● **PROBLEM TO SOLVE**
Return each line containing the string "secundæ".
────────────────────
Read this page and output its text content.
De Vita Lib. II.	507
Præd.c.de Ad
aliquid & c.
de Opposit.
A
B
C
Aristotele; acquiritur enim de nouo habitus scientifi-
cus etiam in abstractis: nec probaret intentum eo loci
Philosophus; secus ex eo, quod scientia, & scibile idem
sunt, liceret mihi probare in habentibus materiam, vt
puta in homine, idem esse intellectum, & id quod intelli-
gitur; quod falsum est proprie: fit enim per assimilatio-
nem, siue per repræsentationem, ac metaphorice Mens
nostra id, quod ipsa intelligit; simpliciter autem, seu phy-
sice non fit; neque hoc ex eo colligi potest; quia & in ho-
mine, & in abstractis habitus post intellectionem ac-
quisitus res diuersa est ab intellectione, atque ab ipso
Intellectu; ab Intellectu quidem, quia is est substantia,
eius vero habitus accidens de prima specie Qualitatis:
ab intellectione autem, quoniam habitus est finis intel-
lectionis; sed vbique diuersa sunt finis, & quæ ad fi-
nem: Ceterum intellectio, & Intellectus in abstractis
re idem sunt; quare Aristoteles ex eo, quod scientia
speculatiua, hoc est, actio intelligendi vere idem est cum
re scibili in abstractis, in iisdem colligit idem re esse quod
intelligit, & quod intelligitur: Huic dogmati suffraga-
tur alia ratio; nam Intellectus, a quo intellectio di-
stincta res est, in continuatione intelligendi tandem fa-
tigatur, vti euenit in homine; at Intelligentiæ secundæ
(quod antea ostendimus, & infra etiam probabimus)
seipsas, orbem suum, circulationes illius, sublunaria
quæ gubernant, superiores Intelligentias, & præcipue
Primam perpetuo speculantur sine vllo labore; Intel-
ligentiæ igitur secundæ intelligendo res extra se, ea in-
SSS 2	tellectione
────────────────────
● **RIGHT ANSWER**
tigatur, vti euenit in homine; at Intelligentiæ secundæ
ligentiæ igitur secundæ intelligendo res extra se, ea in-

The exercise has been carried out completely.